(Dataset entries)
==================================================

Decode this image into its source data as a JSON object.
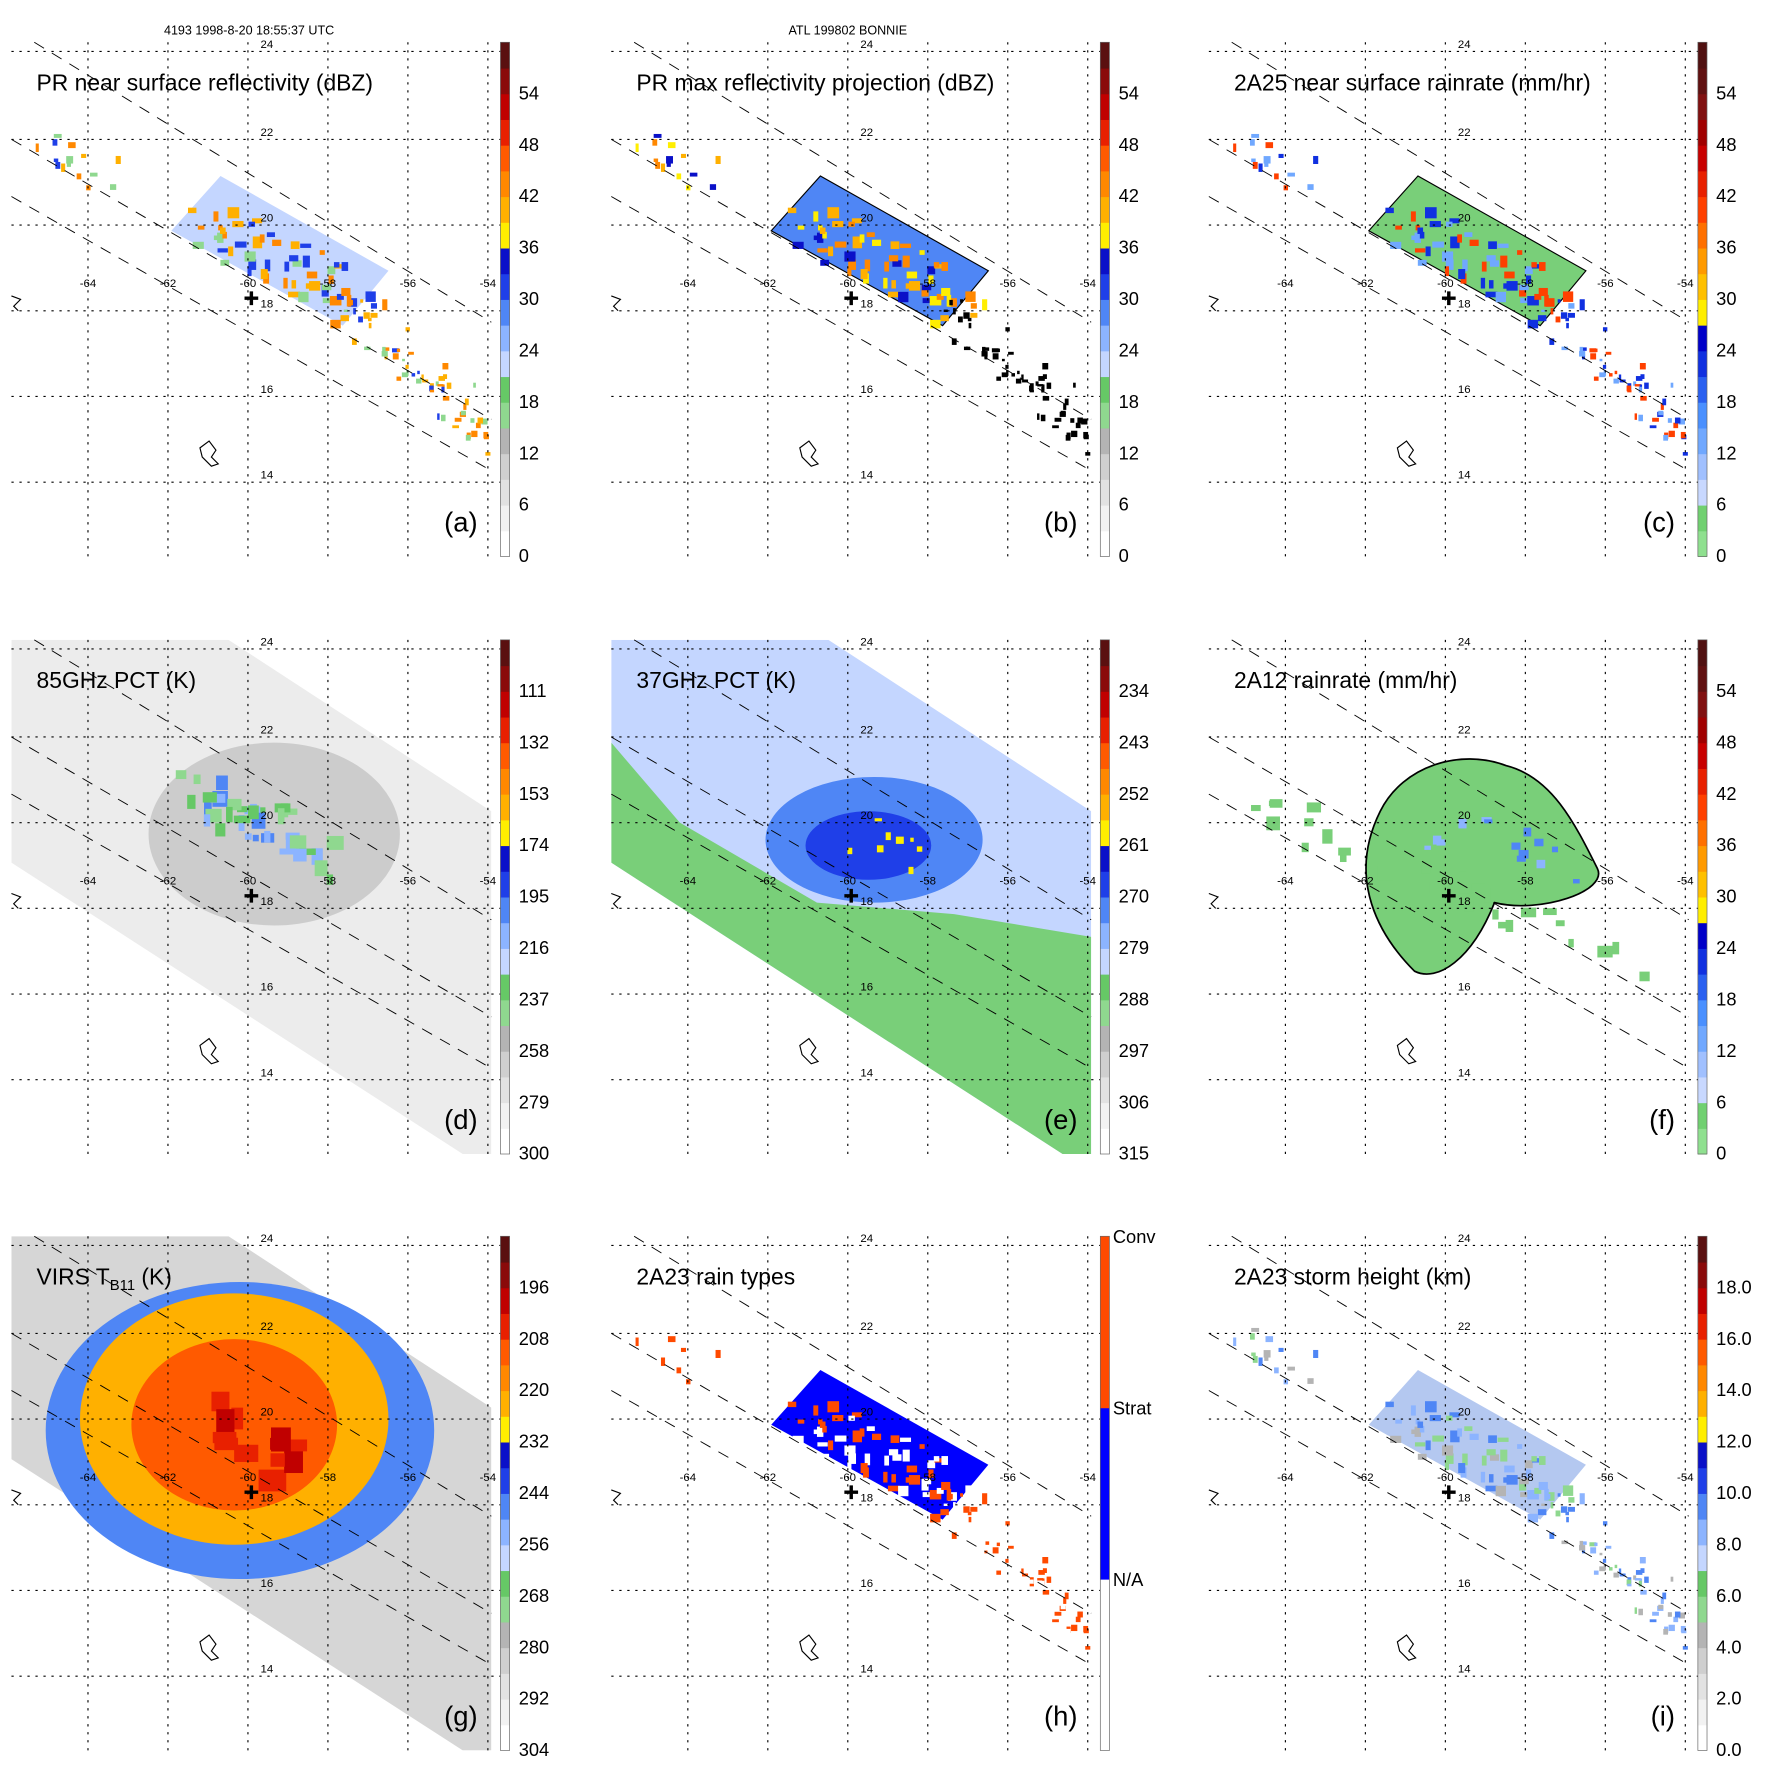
{
  "header": {
    "left": "4193 1998-8-20 18:55:37 UTC",
    "center": "ATL 199802 BONNIE"
  },
  "grid": {
    "lats": [
      "24",
      "22",
      "20",
      "18",
      "16",
      "14"
    ],
    "lons": [
      "-64",
      "-62",
      "-60",
      "-58",
      "-56",
      "-54"
    ]
  },
  "panels": [
    {
      "id": "a",
      "title": "PR near surface reflectivity (dBZ)",
      "label": "(a)",
      "kind": "pr_dbz",
      "colorbar": {
        "ticks": [
          "54",
          "48",
          "42",
          "36",
          "30",
          "24",
          "18",
          "12",
          "6",
          "0"
        ],
        "colors": [
          "#ffffff",
          "#f2f2f2",
          "#e2e2e2",
          "#cfcfcf",
          "#b4b4b4",
          "#8fd88f",
          "#66c866",
          "#c4d6ff",
          "#8cb4ff",
          "#4f86f5",
          "#1f3fe8",
          "#0a10c8",
          "#ffee00",
          "#ffb000",
          "#ff8800",
          "#ff5a00",
          "#e82000",
          "#c00000",
          "#8a0a0a",
          "#5a1010"
        ]
      }
    },
    {
      "id": "b",
      "title": "PR max reflectivity projection (dBZ)",
      "label": "(b)",
      "kind": "pr_max",
      "colorbar": {
        "ticks": [
          "54",
          "48",
          "42",
          "36",
          "30",
          "24",
          "18",
          "12",
          "6",
          "0"
        ],
        "colors": [
          "#ffffff",
          "#f2f2f2",
          "#e2e2e2",
          "#cfcfcf",
          "#b4b4b4",
          "#8fd88f",
          "#66c866",
          "#c4d6ff",
          "#8cb4ff",
          "#4f86f5",
          "#1f3fe8",
          "#0a10c8",
          "#ffee00",
          "#ffb000",
          "#ff8800",
          "#ff5a00",
          "#e82000",
          "#c00000",
          "#8a0a0a",
          "#5a1010"
        ]
      }
    },
    {
      "id": "c",
      "title": "2A25 near surface rainrate (mm/hr)",
      "label": "(c)",
      "kind": "pr_rain",
      "colorbar": {
        "ticks": [
          "54",
          "48",
          "42",
          "36",
          "30",
          "24",
          "18",
          "12",
          "6",
          "0"
        ],
        "colors": [
          "#8fe08f",
          "#70d070",
          "#c8d8ff",
          "#a0c0ff",
          "#70a8ff",
          "#4a90ff",
          "#2a60f0",
          "#1030e0",
          "#0000c8",
          "#ffee00",
          "#ffc000",
          "#ff9a00",
          "#ff7000",
          "#ff4000",
          "#e82000",
          "#c80000",
          "#a00000",
          "#801010",
          "#601010",
          "#501010"
        ]
      }
    },
    {
      "id": "d",
      "title": "85GHz PCT (K)",
      "label": "(d)",
      "kind": "tmi85",
      "colorbar": {
        "ticks": [
          "111",
          "132",
          "153",
          "174",
          "195",
          "216",
          "237",
          "258",
          "279",
          "300"
        ],
        "colors": [
          "#ffffff",
          "#f2f2f2",
          "#e2e2e2",
          "#cfcfcf",
          "#b4b4b4",
          "#8fd88f",
          "#66c866",
          "#c4d6ff",
          "#8cb4ff",
          "#4f86f5",
          "#1f3fe8",
          "#0a10c8",
          "#ffee00",
          "#ffb000",
          "#ff8800",
          "#ff5a00",
          "#e82000",
          "#c00000",
          "#8a0a0a",
          "#5a1010"
        ]
      }
    },
    {
      "id": "e",
      "title": "37GHz PCT (K)",
      "label": "(e)",
      "kind": "tmi37",
      "colorbar": {
        "ticks": [
          "234",
          "243",
          "252",
          "261",
          "270",
          "279",
          "288",
          "297",
          "306",
          "315"
        ],
        "colors": [
          "#ffffff",
          "#f2f2f2",
          "#e2e2e2",
          "#cfcfcf",
          "#b4b4b4",
          "#8fd88f",
          "#66c866",
          "#c4d6ff",
          "#8cb4ff",
          "#4f86f5",
          "#1f3fe8",
          "#0a10c8",
          "#ffee00",
          "#ffb000",
          "#ff8800",
          "#ff5a00",
          "#e82000",
          "#c00000",
          "#8a0a0a",
          "#5a1010"
        ]
      }
    },
    {
      "id": "f",
      "title": "2A12 rainrate (mm/hr)",
      "label": "(f)",
      "kind": "tmi_rain",
      "colorbar": {
        "ticks": [
          "54",
          "48",
          "42",
          "36",
          "30",
          "24",
          "18",
          "12",
          "6",
          "0"
        ],
        "colors": [
          "#8fe08f",
          "#70d070",
          "#c8d8ff",
          "#a0c0ff",
          "#70a8ff",
          "#4a90ff",
          "#2a60f0",
          "#1030e0",
          "#0000c8",
          "#ffee00",
          "#ffc000",
          "#ff9a00",
          "#ff7000",
          "#ff4000",
          "#e82000",
          "#c80000",
          "#a00000",
          "#801010",
          "#601010",
          "#501010"
        ]
      }
    },
    {
      "id": "g",
      "title": "VIRS T",
      "title_sub": "B11",
      "title_suffix": " (K)",
      "label": "(g)",
      "kind": "virs",
      "colorbar": {
        "ticks": [
          "196",
          "208",
          "220",
          "232",
          "244",
          "256",
          "268",
          "280",
          "292",
          "304"
        ],
        "colors": [
          "#ffffff",
          "#f2f2f2",
          "#e2e2e2",
          "#cfcfcf",
          "#b4b4b4",
          "#8fd88f",
          "#66c866",
          "#c4d6ff",
          "#8cb4ff",
          "#4f86f5",
          "#1f3fe8",
          "#0a10c8",
          "#ffee00",
          "#ffb000",
          "#ff8800",
          "#ff5a00",
          "#e82000",
          "#c00000",
          "#8a0a0a",
          "#5a1010"
        ]
      }
    },
    {
      "id": "h",
      "title": "2A23 rain types",
      "label": "(h)",
      "kind": "pr_type",
      "colorbar": {
        "ticks": [
          "Conv",
          "Strat",
          "N/A"
        ],
        "colors": [
          "#ffffff",
          "#0000ff",
          "#ff4a00"
        ]
      }
    },
    {
      "id": "i",
      "title": "2A23 storm height (km)",
      "label": "(i)",
      "kind": "pr_height",
      "colorbar": {
        "ticks": [
          "18.0",
          "16.0",
          "14.0",
          "12.0",
          "10.0",
          "8.0",
          "6.0",
          "4.0",
          "2.0",
          "0.0"
        ],
        "colors": [
          "#ffffff",
          "#f2f2f2",
          "#e2e2e2",
          "#cfcfcf",
          "#b4b4b4",
          "#8fd88f",
          "#66c866",
          "#c4d6ff",
          "#8cb4ff",
          "#4f86f5",
          "#1f3fe8",
          "#0a10c8",
          "#ffee00",
          "#ffb000",
          "#ff8800",
          "#ff5a00",
          "#e82000",
          "#c00000",
          "#8a0a0a",
          "#5a1010"
        ]
      }
    }
  ]
}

==================================================

• What the task requires: Transcribe every entry above exactly. Omit all pictures.

• Completed exercise:
Decode this image into its source data as a JSON object.
{
  "header": {
    "left": "4193 1998-8-20 18:55:37 UTC",
    "center": "ATL 199802 BONNIE"
  },
  "grid": {
    "lats": [
      "24",
      "22",
      "20",
      "18",
      "16",
      "14"
    ],
    "lons": [
      "-64",
      "-62",
      "-60",
      "-58",
      "-56",
      "-54"
    ]
  },
  "panels": [
    {
      "id": "a",
      "title": "PR near surface reflectivity (dBZ)",
      "label": "(a)",
      "kind": "pr_dbz",
      "colorbar": {
        "ticks": [
          "54",
          "48",
          "42",
          "36",
          "30",
          "24",
          "18",
          "12",
          "6",
          "0"
        ],
        "colors": [
          "#ffffff",
          "#f2f2f2",
          "#e2e2e2",
          "#cfcfcf",
          "#b4b4b4",
          "#8fd88f",
          "#66c866",
          "#c4d6ff",
          "#8cb4ff",
          "#4f86f5",
          "#1f3fe8",
          "#0a10c8",
          "#ffee00",
          "#ffb000",
          "#ff8800",
          "#ff5a00",
          "#e82000",
          "#c00000",
          "#8a0a0a",
          "#5a1010"
        ]
      }
    },
    {
      "id": "b",
      "title": "PR max reflectivity projection (dBZ)",
      "label": "(b)",
      "kind": "pr_max",
      "colorbar": {
        "ticks": [
          "54",
          "48",
          "42",
          "36",
          "30",
          "24",
          "18",
          "12",
          "6",
          "0"
        ],
        "colors": [
          "#ffffff",
          "#f2f2f2",
          "#e2e2e2",
          "#cfcfcf",
          "#b4b4b4",
          "#8fd88f",
          "#66c866",
          "#c4d6ff",
          "#8cb4ff",
          "#4f86f5",
          "#1f3fe8",
          "#0a10c8",
          "#ffee00",
          "#ffb000",
          "#ff8800",
          "#ff5a00",
          "#e82000",
          "#c00000",
          "#8a0a0a",
          "#5a1010"
        ]
      }
    },
    {
      "id": "c",
      "title": "2A25 near surface rainrate (mm/hr)",
      "label": "(c)",
      "kind": "pr_rain",
      "colorbar": {
        "ticks": [
          "54",
          "48",
          "42",
          "36",
          "30",
          "24",
          "18",
          "12",
          "6",
          "0"
        ],
        "colors": [
          "#8fe08f",
          "#70d070",
          "#c8d8ff",
          "#a0c0ff",
          "#70a8ff",
          "#4a90ff",
          "#2a60f0",
          "#1030e0",
          "#0000c8",
          "#ffee00",
          "#ffc000",
          "#ff9a00",
          "#ff7000",
          "#ff4000",
          "#e82000",
          "#c80000",
          "#a00000",
          "#801010",
          "#601010",
          "#501010"
        ]
      }
    },
    {
      "id": "d",
      "title": "85GHz PCT (K)",
      "label": "(d)",
      "kind": "tmi85",
      "colorbar": {
        "ticks": [
          "111",
          "132",
          "153",
          "174",
          "195",
          "216",
          "237",
          "258",
          "279",
          "300"
        ],
        "colors": [
          "#ffffff",
          "#f2f2f2",
          "#e2e2e2",
          "#cfcfcf",
          "#b4b4b4",
          "#8fd88f",
          "#66c866",
          "#c4d6ff",
          "#8cb4ff",
          "#4f86f5",
          "#1f3fe8",
          "#0a10c8",
          "#ffee00",
          "#ffb000",
          "#ff8800",
          "#ff5a00",
          "#e82000",
          "#c00000",
          "#8a0a0a",
          "#5a1010"
        ]
      }
    },
    {
      "id": "e",
      "title": "37GHz PCT (K)",
      "label": "(e)",
      "kind": "tmi37",
      "colorbar": {
        "ticks": [
          "234",
          "243",
          "252",
          "261",
          "270",
          "279",
          "288",
          "297",
          "306",
          "315"
        ],
        "colors": [
          "#ffffff",
          "#f2f2f2",
          "#e2e2e2",
          "#cfcfcf",
          "#b4b4b4",
          "#8fd88f",
          "#66c866",
          "#c4d6ff",
          "#8cb4ff",
          "#4f86f5",
          "#1f3fe8",
          "#0a10c8",
          "#ffee00",
          "#ffb000",
          "#ff8800",
          "#ff5a00",
          "#e82000",
          "#c00000",
          "#8a0a0a",
          "#5a1010"
        ]
      }
    },
    {
      "id": "f",
      "title": "2A12 rainrate (mm/hr)",
      "label": "(f)",
      "kind": "tmi_rain",
      "colorbar": {
        "ticks": [
          "54",
          "48",
          "42",
          "36",
          "30",
          "24",
          "18",
          "12",
          "6",
          "0"
        ],
        "colors": [
          "#8fe08f",
          "#70d070",
          "#c8d8ff",
          "#a0c0ff",
          "#70a8ff",
          "#4a90ff",
          "#2a60f0",
          "#1030e0",
          "#0000c8",
          "#ffee00",
          "#ffc000",
          "#ff9a00",
          "#ff7000",
          "#ff4000",
          "#e82000",
          "#c80000",
          "#a00000",
          "#801010",
          "#601010",
          "#501010"
        ]
      }
    },
    {
      "id": "g",
      "title": "VIRS T",
      "title_sub": "B11",
      "title_suffix": " (K)",
      "label": "(g)",
      "kind": "virs",
      "colorbar": {
        "ticks": [
          "196",
          "208",
          "220",
          "232",
          "244",
          "256",
          "268",
          "280",
          "292",
          "304"
        ],
        "colors": [
          "#ffffff",
          "#f2f2f2",
          "#e2e2e2",
          "#cfcfcf",
          "#b4b4b4",
          "#8fd88f",
          "#66c866",
          "#c4d6ff",
          "#8cb4ff",
          "#4f86f5",
          "#1f3fe8",
          "#0a10c8",
          "#ffee00",
          "#ffb000",
          "#ff8800",
          "#ff5a00",
          "#e82000",
          "#c00000",
          "#8a0a0a",
          "#5a1010"
        ]
      }
    },
    {
      "id": "h",
      "title": "2A23 rain types",
      "label": "(h)",
      "kind": "pr_type",
      "colorbar": {
        "ticks": [
          "Conv",
          "Strat",
          "N/A"
        ],
        "colors": [
          "#ffffff",
          "#0000ff",
          "#ff4a00"
        ]
      }
    },
    {
      "id": "i",
      "title": "2A23 storm height (km)",
      "label": "(i)",
      "kind": "pr_height",
      "colorbar": {
        "ticks": [
          "18.0",
          "16.0",
          "14.0",
          "12.0",
          "10.0",
          "8.0",
          "6.0",
          "4.0",
          "2.0",
          "0.0"
        ],
        "colors": [
          "#ffffff",
          "#f2f2f2",
          "#e2e2e2",
          "#cfcfcf",
          "#b4b4b4",
          "#8fd88f",
          "#66c866",
          "#c4d6ff",
          "#8cb4ff",
          "#4f86f5",
          "#1f3fe8",
          "#0a10c8",
          "#ffee00",
          "#ffb000",
          "#ff8800",
          "#ff5a00",
          "#e82000",
          "#c00000",
          "#8a0a0a",
          "#5a1010"
        ]
      }
    }
  ]
}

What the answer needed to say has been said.